Given problem
Print the material verbatim, starting at the line that contains "- next-day-indicator: +1: [111, 704, 125, 714]" and ending after the line that contains "- events-header: ✎", with both of those lines included.

Data provided
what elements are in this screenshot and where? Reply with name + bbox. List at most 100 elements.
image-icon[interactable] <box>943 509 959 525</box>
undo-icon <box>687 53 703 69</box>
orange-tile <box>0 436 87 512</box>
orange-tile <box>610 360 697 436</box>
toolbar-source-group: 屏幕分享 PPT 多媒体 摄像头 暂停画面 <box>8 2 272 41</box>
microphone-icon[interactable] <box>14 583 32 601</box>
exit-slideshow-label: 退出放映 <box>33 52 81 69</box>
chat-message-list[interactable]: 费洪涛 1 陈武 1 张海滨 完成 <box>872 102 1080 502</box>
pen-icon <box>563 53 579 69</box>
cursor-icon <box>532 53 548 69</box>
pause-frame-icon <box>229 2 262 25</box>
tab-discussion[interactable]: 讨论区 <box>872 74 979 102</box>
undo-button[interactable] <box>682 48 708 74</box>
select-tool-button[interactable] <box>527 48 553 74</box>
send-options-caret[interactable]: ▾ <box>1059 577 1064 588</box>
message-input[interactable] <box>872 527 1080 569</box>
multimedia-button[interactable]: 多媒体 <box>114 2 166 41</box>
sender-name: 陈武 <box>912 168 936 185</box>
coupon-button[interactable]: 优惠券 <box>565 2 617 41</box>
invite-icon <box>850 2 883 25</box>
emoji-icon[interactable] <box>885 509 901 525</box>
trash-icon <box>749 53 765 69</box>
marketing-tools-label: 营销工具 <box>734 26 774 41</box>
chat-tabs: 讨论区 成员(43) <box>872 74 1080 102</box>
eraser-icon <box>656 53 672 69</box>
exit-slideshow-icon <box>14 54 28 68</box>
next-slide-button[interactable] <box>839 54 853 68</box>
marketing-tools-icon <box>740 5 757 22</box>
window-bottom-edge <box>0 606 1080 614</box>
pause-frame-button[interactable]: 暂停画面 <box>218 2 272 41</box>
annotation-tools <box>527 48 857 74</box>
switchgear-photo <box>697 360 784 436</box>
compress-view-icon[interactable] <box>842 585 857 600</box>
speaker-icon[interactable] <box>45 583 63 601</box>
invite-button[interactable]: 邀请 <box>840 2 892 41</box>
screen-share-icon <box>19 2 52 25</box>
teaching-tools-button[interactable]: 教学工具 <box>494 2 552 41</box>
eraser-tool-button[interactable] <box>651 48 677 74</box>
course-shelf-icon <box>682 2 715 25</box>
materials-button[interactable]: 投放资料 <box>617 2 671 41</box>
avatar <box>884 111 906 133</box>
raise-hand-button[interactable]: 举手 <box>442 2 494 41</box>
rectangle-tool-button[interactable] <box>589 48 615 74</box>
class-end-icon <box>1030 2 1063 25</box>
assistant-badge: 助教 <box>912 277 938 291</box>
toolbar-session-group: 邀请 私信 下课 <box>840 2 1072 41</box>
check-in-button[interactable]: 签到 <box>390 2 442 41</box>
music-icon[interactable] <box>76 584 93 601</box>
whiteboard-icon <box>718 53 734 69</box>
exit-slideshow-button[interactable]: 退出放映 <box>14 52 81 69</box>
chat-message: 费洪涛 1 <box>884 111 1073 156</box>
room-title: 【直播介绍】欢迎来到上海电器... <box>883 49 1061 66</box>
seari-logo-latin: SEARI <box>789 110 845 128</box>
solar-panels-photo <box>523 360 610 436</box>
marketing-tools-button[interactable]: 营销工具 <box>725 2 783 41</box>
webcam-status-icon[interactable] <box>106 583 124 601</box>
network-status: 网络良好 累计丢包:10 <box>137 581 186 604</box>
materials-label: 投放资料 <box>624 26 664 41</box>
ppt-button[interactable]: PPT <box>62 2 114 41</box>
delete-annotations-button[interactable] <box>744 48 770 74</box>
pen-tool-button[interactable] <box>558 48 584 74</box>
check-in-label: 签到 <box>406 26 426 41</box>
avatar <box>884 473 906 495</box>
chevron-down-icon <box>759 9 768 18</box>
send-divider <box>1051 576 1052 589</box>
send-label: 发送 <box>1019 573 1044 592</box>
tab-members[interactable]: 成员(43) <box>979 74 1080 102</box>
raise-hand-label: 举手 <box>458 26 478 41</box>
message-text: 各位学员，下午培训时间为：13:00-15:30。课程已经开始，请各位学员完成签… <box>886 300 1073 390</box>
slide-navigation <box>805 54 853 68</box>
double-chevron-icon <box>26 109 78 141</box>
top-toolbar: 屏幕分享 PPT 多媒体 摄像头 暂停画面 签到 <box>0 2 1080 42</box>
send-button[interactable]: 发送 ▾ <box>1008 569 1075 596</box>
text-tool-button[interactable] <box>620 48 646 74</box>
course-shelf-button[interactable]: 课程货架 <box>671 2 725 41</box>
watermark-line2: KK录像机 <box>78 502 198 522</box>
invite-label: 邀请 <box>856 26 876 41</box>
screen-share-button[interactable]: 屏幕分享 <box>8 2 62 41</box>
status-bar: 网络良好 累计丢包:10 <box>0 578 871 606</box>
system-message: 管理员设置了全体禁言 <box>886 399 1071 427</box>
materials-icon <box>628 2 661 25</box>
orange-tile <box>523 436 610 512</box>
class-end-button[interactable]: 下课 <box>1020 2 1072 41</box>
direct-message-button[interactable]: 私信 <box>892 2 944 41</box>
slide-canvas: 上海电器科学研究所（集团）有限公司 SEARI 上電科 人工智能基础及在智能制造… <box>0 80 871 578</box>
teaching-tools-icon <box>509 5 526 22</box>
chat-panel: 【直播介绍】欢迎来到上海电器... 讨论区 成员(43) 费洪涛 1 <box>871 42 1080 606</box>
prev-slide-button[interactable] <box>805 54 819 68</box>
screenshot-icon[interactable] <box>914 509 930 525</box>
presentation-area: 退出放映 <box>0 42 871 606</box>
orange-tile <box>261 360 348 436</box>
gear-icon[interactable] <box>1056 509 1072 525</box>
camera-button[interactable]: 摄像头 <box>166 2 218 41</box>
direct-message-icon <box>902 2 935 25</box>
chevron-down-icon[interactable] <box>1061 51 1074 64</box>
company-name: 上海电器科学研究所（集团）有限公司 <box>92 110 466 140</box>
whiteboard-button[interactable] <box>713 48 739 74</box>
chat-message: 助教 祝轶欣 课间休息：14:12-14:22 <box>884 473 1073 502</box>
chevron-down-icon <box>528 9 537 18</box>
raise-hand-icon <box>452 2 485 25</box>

* * *

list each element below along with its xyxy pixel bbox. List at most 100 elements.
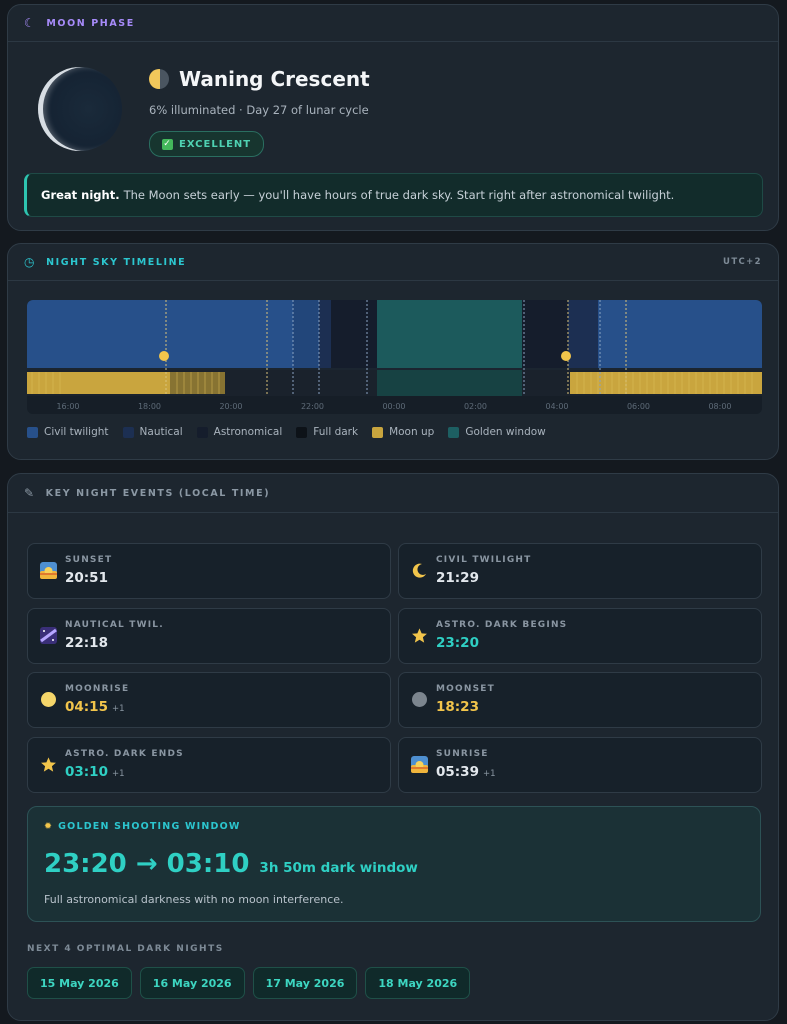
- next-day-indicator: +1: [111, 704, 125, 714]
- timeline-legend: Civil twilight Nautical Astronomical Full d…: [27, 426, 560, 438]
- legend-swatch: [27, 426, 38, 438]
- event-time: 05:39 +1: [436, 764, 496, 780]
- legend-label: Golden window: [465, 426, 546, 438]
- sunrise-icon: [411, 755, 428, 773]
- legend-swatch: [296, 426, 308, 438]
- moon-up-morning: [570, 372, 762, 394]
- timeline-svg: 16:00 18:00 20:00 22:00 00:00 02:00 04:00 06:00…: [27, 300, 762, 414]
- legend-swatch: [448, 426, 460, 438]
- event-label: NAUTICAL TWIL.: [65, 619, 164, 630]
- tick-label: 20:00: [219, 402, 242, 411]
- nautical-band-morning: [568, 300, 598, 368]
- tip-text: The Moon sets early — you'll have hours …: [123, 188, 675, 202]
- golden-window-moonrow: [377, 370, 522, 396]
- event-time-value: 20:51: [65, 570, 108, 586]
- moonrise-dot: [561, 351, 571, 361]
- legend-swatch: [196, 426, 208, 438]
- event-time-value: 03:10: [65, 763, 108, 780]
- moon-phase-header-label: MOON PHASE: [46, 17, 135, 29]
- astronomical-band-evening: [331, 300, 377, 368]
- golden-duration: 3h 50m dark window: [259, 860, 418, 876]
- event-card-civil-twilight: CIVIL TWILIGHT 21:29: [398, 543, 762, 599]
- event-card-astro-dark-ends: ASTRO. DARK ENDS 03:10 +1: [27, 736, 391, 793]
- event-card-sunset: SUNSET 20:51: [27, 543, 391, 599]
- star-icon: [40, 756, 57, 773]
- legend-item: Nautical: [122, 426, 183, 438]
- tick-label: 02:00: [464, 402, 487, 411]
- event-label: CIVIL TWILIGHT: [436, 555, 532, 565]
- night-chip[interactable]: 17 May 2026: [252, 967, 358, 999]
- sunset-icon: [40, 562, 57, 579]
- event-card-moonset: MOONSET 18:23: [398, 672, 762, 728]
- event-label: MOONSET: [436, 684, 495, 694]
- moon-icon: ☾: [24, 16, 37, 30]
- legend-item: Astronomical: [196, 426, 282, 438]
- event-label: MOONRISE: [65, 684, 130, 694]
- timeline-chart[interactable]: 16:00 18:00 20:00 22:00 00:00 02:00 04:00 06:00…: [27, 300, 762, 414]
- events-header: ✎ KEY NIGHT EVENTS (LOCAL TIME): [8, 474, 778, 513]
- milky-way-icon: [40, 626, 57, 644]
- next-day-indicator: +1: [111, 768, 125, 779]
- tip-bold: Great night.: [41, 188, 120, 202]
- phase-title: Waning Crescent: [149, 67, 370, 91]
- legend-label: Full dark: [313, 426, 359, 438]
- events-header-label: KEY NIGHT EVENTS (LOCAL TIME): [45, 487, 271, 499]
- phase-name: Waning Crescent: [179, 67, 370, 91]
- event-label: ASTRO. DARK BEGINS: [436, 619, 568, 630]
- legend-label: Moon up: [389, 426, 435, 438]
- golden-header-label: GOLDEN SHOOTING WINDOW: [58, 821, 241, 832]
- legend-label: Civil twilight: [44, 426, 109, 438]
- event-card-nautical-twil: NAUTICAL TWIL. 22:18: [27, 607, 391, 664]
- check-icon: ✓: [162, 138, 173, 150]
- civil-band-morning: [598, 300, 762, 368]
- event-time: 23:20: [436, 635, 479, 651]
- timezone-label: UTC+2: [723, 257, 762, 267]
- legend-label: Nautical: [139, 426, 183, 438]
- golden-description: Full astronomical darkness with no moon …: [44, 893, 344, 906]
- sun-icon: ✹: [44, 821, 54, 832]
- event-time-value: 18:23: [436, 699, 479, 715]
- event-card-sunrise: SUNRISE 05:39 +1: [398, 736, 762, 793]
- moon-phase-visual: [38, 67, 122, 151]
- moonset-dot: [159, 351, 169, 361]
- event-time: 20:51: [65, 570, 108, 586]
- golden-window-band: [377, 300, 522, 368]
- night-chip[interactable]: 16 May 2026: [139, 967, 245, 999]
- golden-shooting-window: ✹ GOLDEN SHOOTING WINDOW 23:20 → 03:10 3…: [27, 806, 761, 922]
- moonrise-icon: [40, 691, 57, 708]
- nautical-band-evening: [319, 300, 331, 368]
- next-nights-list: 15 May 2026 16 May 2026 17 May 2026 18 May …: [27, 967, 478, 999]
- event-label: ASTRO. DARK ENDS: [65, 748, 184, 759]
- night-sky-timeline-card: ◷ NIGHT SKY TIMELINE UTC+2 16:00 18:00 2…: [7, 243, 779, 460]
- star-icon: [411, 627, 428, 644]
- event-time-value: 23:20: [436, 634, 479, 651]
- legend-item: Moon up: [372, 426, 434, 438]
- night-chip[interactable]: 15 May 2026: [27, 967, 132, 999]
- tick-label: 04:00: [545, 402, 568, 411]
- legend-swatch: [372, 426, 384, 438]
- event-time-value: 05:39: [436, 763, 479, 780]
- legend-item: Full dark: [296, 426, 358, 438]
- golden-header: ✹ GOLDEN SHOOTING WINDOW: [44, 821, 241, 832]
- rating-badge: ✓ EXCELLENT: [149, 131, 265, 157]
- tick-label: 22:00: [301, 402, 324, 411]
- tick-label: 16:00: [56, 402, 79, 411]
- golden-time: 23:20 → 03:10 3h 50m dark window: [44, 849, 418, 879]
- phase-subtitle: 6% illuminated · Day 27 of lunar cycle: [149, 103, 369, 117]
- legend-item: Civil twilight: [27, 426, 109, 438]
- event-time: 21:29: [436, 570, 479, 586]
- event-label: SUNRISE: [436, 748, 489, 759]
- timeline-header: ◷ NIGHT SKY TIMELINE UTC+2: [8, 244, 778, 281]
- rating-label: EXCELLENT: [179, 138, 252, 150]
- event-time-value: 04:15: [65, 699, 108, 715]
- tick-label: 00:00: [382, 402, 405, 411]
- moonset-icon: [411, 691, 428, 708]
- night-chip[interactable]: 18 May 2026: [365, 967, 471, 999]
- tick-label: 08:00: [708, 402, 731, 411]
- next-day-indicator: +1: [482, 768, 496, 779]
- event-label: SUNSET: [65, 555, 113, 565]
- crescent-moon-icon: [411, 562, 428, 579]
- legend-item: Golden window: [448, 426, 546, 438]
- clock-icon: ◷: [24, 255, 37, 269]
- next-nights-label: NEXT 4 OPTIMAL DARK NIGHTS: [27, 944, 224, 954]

Task answer
- next-day-indicator: +1: [111, 704, 125, 714]
- timeline-legend: Civil twilight Nautical Astronomical Full d…: [27, 426, 560, 438]
- legend-swatch: [27, 426, 38, 438]
- event-time: 05:39 +1: [436, 764, 496, 780]
- legend-label: Golden window: [465, 426, 546, 438]
- sunrise-icon: [411, 755, 428, 773]
- legend-swatch: [296, 426, 308, 438]
- moon-up-morning: [570, 372, 762, 394]
- timeline-svg: 16:00 18:00 20:00 22:00 00:00 02:00 04:00 06:00…: [27, 300, 762, 414]
- legend-swatch: [448, 426, 460, 438]
- event-label: NAUTICAL TWIL.: [65, 619, 164, 630]
- tick-label: 20:00: [219, 402, 242, 411]
- nautical-band-morning: [568, 300, 598, 368]
- tip-text: The Moon sets early — you'll have hours …: [123, 188, 675, 202]
- golden-window-moonrow: [377, 370, 522, 396]
- event-time-value: 20:51: [65, 570, 108, 586]
- moonrise-dot: [561, 351, 571, 361]
- legend-swatch: [196, 426, 208, 438]
- event-time-value: 03:10: [65, 763, 108, 780]
- moon-phase-header-label: MOON PHASE: [46, 17, 135, 29]
- astronomical-band-evening: [331, 300, 377, 368]
- golden-duration: 3h 50m dark window: [259, 860, 418, 876]
- event-card-civil-twilight: CIVIL TWILIGHT 21:29: [398, 543, 762, 599]
- event-card-astro-dark-ends: ASTRO. DARK ENDS 03:10 +1: [27, 736, 391, 793]
- event-card-sunset: SUNSET 20:51: [27, 543, 391, 599]
- star-icon: [40, 756, 57, 773]
- legend-item: Nautical: [122, 426, 183, 438]
- tick-label: 02:00: [464, 402, 487, 411]
- event-label: CIVIL TWILIGHT: [436, 555, 532, 565]
- night-chip[interactable]: 17 May 2026: [252, 967, 358, 999]
- sunset-icon: [40, 562, 57, 579]
- event-card-moonset: MOONSET 18:23: [398, 672, 762, 728]
- event-label: MOONSET: [436, 684, 495, 694]
- moon-icon: ☾: [24, 16, 37, 30]
- legend-item: Astronomical: [196, 426, 282, 438]
- event-label: MOONRISE: [65, 684, 130, 694]
- timeline-chart[interactable]: 16:00 18:00 20:00 22:00 00:00 02:00 04:00 06:00…: [27, 300, 762, 414]
- events-header: ✎ KEY NIGHT EVENTS (LOCAL TIME): [8, 474, 778, 513]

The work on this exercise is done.